▶ _Extracted entries_
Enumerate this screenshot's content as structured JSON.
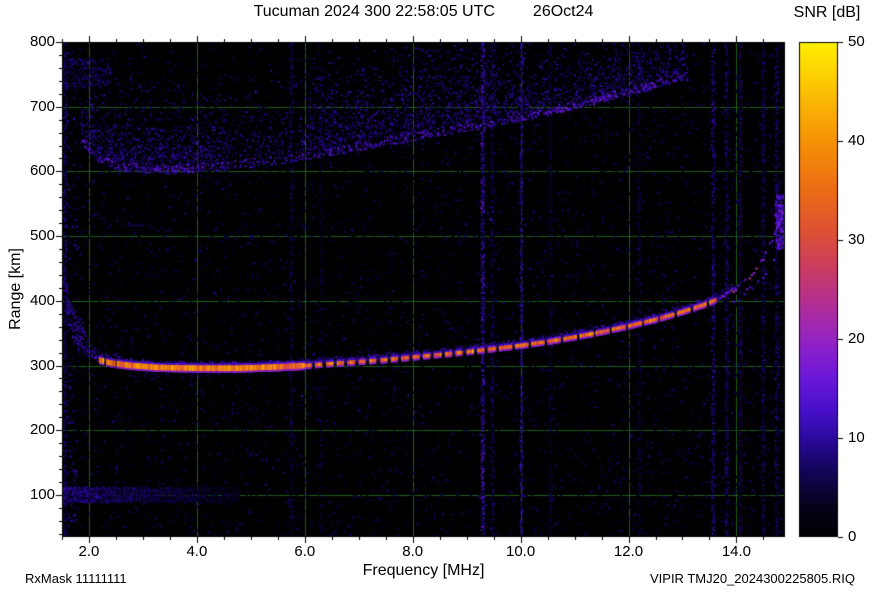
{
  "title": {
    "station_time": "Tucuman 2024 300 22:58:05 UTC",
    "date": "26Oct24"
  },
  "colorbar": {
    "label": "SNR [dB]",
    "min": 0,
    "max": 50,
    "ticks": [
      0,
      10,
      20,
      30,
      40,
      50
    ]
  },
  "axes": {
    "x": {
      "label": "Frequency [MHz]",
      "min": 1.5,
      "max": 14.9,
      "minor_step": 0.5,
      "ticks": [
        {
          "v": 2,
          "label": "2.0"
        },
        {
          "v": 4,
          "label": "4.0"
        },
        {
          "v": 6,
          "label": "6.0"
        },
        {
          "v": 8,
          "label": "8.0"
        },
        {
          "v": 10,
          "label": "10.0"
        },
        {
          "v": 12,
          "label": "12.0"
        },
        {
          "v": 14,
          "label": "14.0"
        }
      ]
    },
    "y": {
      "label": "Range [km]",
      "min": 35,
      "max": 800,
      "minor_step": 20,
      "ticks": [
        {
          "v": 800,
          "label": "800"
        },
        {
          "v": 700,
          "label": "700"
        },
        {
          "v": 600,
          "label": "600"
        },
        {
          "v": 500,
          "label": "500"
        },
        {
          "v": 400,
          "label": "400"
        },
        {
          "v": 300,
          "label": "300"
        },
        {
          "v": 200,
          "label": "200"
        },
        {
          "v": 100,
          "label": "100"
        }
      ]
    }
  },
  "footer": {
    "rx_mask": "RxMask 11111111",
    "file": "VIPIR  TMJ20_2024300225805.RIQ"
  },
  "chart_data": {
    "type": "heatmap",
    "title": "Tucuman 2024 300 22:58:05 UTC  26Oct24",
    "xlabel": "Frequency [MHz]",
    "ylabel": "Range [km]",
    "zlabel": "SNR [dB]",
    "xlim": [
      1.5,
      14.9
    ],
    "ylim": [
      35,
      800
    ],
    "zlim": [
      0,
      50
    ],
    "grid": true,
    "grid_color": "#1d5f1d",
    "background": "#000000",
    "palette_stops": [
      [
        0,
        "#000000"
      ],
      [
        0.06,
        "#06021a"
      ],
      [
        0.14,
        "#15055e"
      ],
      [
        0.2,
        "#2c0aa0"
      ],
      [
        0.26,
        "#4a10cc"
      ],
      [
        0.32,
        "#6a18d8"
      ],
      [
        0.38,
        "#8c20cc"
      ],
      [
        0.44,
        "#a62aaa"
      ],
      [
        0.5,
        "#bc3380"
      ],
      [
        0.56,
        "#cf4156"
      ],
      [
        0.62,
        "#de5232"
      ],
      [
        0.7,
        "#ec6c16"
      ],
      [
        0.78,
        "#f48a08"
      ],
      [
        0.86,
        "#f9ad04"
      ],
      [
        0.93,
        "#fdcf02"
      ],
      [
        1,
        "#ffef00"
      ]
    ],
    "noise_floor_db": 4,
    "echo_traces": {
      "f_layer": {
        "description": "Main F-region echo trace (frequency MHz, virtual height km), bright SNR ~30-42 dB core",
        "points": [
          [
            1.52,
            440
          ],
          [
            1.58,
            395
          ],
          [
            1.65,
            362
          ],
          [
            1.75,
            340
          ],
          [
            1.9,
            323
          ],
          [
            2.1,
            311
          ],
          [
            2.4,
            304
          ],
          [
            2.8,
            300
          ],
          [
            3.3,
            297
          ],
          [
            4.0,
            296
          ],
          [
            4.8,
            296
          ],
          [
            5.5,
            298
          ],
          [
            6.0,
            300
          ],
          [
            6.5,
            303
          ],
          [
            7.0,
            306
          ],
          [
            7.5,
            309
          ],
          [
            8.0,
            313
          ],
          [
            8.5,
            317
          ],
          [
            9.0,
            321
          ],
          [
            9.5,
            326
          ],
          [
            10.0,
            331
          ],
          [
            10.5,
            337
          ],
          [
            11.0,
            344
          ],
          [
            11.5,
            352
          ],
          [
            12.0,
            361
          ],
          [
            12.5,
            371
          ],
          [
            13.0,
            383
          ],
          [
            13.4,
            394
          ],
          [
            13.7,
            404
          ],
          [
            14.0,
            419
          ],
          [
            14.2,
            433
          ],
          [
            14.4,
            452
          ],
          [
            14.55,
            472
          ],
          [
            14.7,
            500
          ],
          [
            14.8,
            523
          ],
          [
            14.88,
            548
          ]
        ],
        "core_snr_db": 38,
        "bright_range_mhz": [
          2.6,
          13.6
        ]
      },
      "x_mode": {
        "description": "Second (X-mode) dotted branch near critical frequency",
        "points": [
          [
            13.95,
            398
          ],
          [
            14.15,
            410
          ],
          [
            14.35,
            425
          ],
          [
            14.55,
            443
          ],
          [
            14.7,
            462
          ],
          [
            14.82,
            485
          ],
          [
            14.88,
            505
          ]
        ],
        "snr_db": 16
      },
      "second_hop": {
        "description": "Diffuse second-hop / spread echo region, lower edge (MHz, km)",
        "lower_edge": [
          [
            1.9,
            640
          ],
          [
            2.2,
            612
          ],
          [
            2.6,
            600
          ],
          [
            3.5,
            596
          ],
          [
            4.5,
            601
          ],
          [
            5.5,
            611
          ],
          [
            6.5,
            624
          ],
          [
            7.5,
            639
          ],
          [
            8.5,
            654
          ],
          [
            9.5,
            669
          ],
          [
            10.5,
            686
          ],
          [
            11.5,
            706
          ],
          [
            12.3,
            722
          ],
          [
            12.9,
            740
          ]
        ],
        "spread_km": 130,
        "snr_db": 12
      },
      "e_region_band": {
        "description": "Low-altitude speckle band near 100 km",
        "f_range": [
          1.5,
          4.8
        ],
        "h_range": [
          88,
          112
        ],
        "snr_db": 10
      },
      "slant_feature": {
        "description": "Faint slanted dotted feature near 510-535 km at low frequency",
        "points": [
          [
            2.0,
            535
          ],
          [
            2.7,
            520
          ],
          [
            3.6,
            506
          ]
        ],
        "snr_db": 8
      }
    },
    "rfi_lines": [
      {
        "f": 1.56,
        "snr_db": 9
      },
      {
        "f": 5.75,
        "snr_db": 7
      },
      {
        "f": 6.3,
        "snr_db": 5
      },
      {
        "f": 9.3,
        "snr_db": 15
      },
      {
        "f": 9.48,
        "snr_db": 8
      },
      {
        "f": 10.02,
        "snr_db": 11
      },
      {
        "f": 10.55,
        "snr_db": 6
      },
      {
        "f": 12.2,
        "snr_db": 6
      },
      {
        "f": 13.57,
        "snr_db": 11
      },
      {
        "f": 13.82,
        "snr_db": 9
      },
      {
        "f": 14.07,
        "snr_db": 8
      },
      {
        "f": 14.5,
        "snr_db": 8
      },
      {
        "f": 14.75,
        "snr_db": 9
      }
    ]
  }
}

▶ _Written request_
Tally the lines of the records holding the word "dotted", then give only the resulting number.

▶ _Answer for this exercise_
2